** Begin GIVEN INFORMATION **

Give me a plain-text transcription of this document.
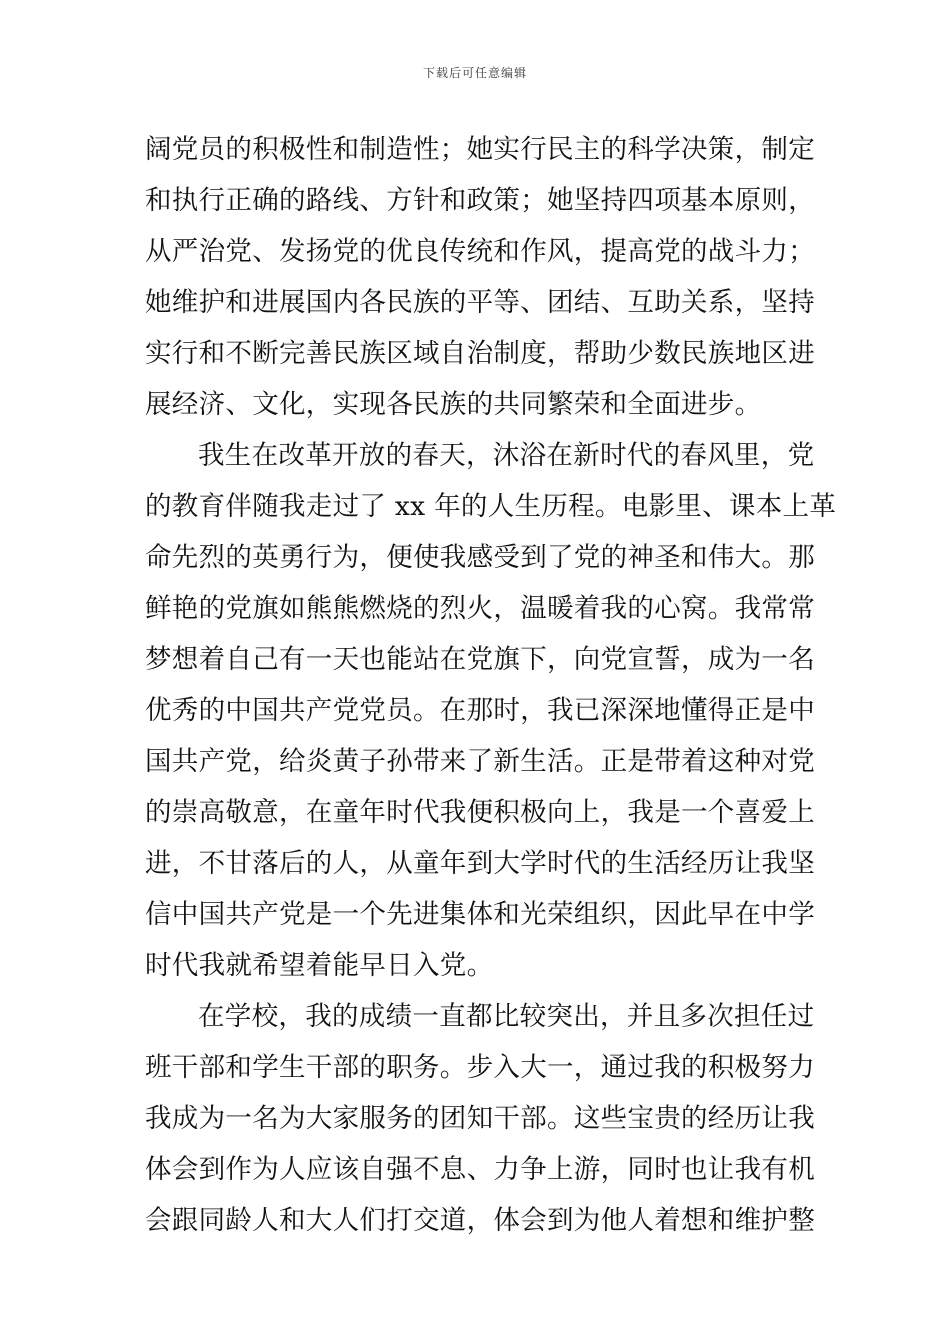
下载后可任意编辑
阔党员的积极性和制造性；她实行民主的科学决策，制定
和执行正确的路线、方针和政策；她坚持四项基本原则，
从严治党、发扬党的优良传统和作风，提高党的战斗力；
她维护和进展国内各民族的平等、团结、互助关系，坚持
实行和不断完善民族区域自治制度，帮助少数民族地区进
展经济、文化，实现各民族的共同繁荣和全面进步。
我生在改革开放的春天，沐浴在新时代的春风里，党
的教育伴随我走过了 xx 年的人生历程。电影里、课本上革
命先烈的英勇行为，便使我感受到了党的神圣和伟大。那
鲜艳的党旗如熊熊燃烧的烈火，温暖着我的心窝。我常常
梦想着自己有一天也能站在党旗下，向党宣誓，成为一名
优秀的中国共产党党员。在那时，我已深深地懂得正是中
国共产党，给炎黄子孙带来了新生活。正是带着这种对党
的崇高敬意，在童年时代我便积极向上，我是一个喜爱上
进，不甘落后的人，从童年到大学时代的生活经历让我坚
信中国共产党是一个先进集体和光荣组织，因此早在中学
时代我就希望着能早日入党。
在学校，我的成绩一直都比较突出，并且多次担任过
班干部和学生干部的职务。步入大一，通过我的积极努力
我成为一名为大家服务的团知干部。这些宝贵的经历让我
体会到作为人应该自强不息、力争上游，同时也让我有机
会跟同龄人和大人们打交道，体会到为他人着想和维护整
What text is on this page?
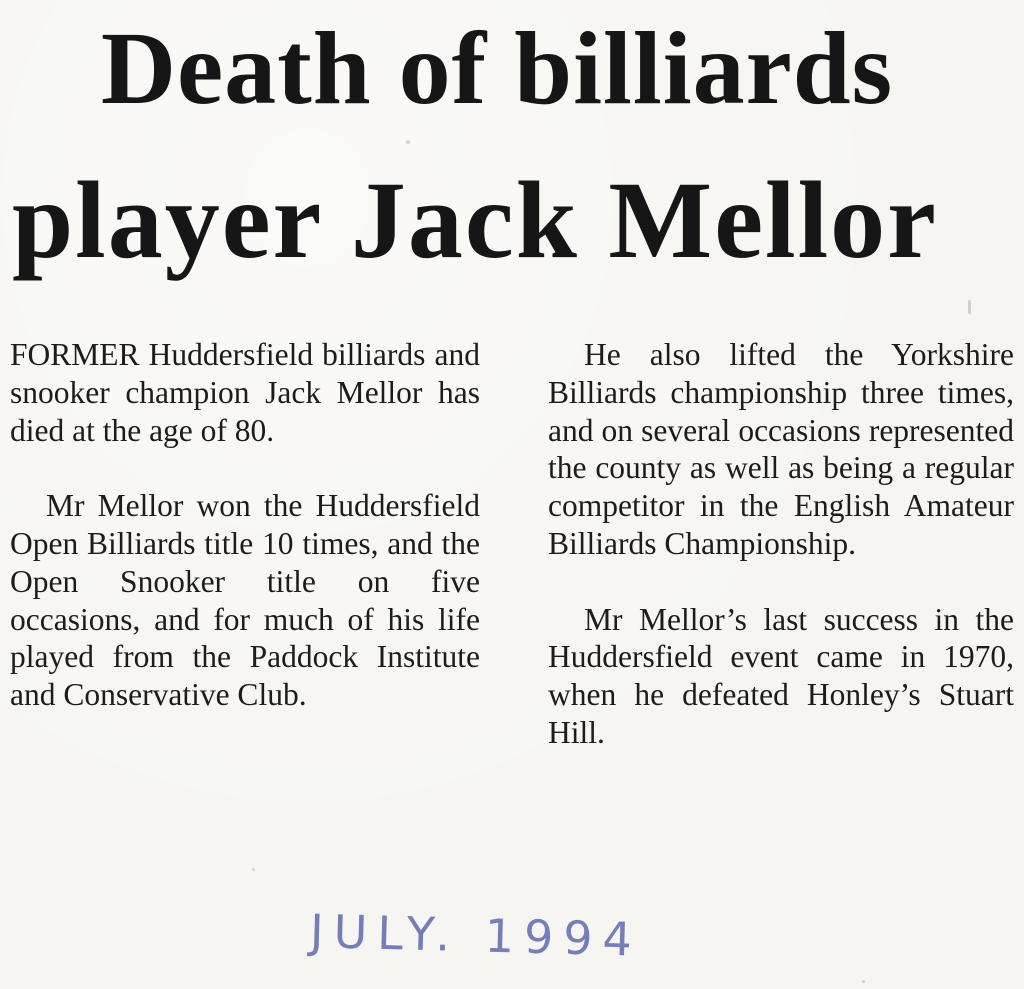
Death of billiards
player Jack Mellor

FORMER Huddersfield billiards and snooker champion Jack Mellor has died at the age of 80.

Mr Mellor won the Huddersfield Open Billiards title 10 times, and the Open Snooker title on five occasions, and for much of his life played from the Paddock Institute and Conservative Club.

He also lifted the Yorkshire Billiards championship three times, and on several occasions represented the county as well as being a regular competitor in the English Amateur Billiards Championship.

Mr Mellor’s last success in the Huddersfield event came in 1970, when he defeated Honley’s Stuart Hill.

JULY. 1994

** End GIVEN INFORMATION **

WRITTEN INSTRUCTION: Transcribe the records word for word and include no pictures.

PROBLEM SOLUTION:
Give me a plain-text transcription of this document.
下载后可任意编辑
阔党员的积极性和制造性；她实行民主的科学决策，制定
和执行正确的路线、方针和政策；她坚持四项基本原则，
从严治党、发扬党的优良传统和作风，提高党的战斗力；
她维护和进展国内各民族的平等、团结、互助关系，坚持
实行和不断完善民族区域自治制度，帮助少数民族地区进
展经济、文化，实现各民族的共同繁荣和全面进步。
我生在改革开放的春天，沐浴在新时代的春风里，党
的教育伴随我走过了 xx 年的人生历程。电影里、课本上革
命先烈的英勇行为，便使我感受到了党的神圣和伟大。那
鲜艳的党旗如熊熊燃烧的烈火，温暖着我的心窝。我常常
梦想着自己有一天也能站在党旗下，向党宣誓，成为一名
优秀的中国共产党党员。在那时，我已深深地懂得正是中
国共产党，给炎黄子孙带来了新生活。正是带着这种对党
的崇高敬意，在童年时代我便积极向上，我是一个喜爱上
进，不甘落后的人，从童年到大学时代的生活经历让我坚
信中国共产党是一个先进集体和光荣组织，因此早在中学
时代我就希望着能早日入党。
在学校，我的成绩一直都比较突出，并且多次担任过
班干部和学生干部的职务。步入大一，通过我的积极努力
我成为一名为大家服务的团知干部。这些宝贵的经历让我
体会到作为人应该自强不息、力争上游，同时也让我有机
会跟同龄人和大人们打交道，体会到为他人着想和维护整
What text is on this page?
Death of billiards
player Jack Mellor

FORMER Huddersfield billiards and snooker champion Jack Mellor has died at the age of 80.

Mr Mellor won the Huddersfield Open Billiards title 10 times, and the Open Snooker title on five occasions, and for much of his life played from the Paddock Institute and Conservative Club.

He also lifted the Yorkshire Billiards championship three times, and on several occasions represented the county as well as being a regular competitor in the English Amateur Billiards Championship.

Mr Mellor’s last success in the Huddersfield event came in 1970, when he defeated Honley’s Stuart Hill.

JULY. 1994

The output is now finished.